DIRECTION = Scan the records below. List lines holding "JSON".

[start of PROVIDED DATA]

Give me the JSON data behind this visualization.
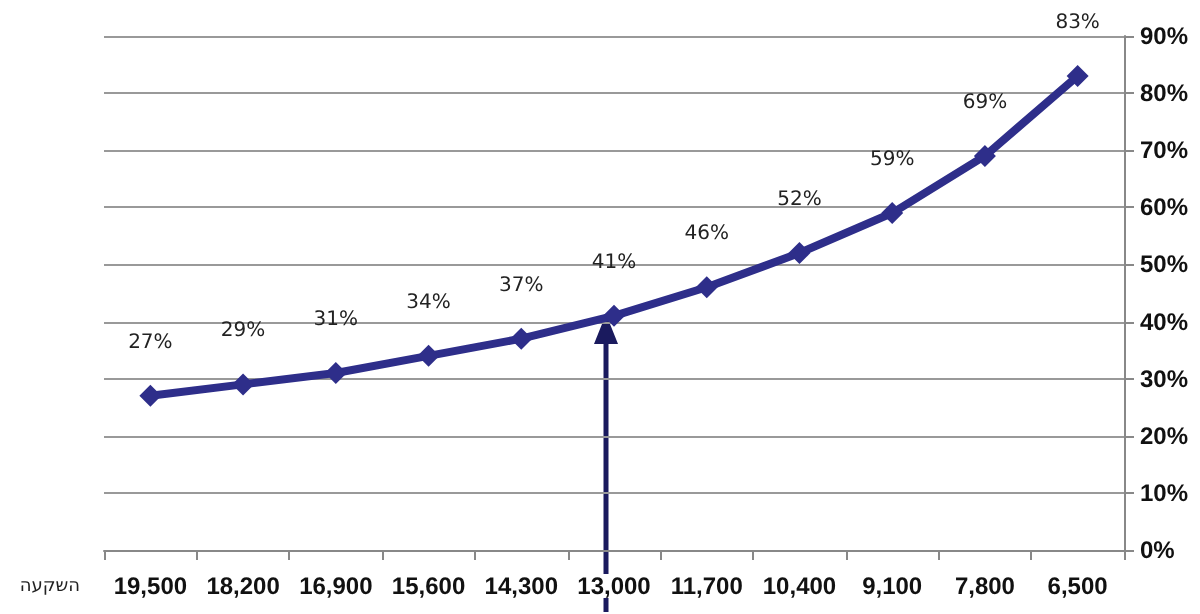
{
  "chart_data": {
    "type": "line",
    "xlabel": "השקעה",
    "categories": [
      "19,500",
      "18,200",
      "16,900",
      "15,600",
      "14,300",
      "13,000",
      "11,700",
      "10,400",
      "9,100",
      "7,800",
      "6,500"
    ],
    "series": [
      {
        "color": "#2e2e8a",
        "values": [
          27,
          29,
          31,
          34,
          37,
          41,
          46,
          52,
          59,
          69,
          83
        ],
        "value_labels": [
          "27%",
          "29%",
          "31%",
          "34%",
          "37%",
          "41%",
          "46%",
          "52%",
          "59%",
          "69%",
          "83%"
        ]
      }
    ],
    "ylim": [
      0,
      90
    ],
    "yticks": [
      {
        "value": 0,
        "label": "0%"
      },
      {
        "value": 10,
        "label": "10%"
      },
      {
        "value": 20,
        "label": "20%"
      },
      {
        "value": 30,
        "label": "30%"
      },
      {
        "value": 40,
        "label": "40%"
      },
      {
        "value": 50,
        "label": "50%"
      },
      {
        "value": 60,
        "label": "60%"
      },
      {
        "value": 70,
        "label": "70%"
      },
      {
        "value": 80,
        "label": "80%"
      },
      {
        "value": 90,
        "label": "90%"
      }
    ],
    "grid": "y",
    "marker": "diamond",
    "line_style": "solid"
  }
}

[end of PROVIDED DATA]
[start of PROVIDED DATA]

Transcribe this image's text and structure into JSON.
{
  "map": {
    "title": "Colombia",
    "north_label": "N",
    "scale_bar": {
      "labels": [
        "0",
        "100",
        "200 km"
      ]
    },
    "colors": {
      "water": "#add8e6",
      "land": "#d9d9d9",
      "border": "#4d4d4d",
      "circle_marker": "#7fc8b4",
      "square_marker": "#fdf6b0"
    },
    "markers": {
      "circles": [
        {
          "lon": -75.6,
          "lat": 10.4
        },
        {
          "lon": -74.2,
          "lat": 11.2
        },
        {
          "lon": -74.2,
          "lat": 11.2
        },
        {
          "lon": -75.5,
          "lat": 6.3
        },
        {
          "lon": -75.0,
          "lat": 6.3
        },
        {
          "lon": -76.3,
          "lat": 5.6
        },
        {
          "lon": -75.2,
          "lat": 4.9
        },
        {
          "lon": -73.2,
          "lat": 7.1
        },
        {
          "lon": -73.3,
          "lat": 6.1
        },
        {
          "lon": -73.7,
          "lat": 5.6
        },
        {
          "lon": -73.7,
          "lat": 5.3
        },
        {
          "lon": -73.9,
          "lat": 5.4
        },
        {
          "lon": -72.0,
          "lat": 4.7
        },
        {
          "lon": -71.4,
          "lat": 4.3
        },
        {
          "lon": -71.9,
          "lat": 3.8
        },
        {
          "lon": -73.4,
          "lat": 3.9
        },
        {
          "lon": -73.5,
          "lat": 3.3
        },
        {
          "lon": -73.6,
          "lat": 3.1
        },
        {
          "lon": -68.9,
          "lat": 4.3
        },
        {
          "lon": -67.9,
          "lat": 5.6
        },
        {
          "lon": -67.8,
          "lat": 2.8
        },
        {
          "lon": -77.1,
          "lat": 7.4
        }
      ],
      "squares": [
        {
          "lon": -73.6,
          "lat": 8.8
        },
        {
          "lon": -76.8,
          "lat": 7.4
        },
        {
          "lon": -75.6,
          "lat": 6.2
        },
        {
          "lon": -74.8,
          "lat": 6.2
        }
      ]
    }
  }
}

[end of PROVIDED DATA]

WRITTEN SOLUTION =
Give me the JSON data behind this visualization.
Transcribe this image's text and structure into JSON.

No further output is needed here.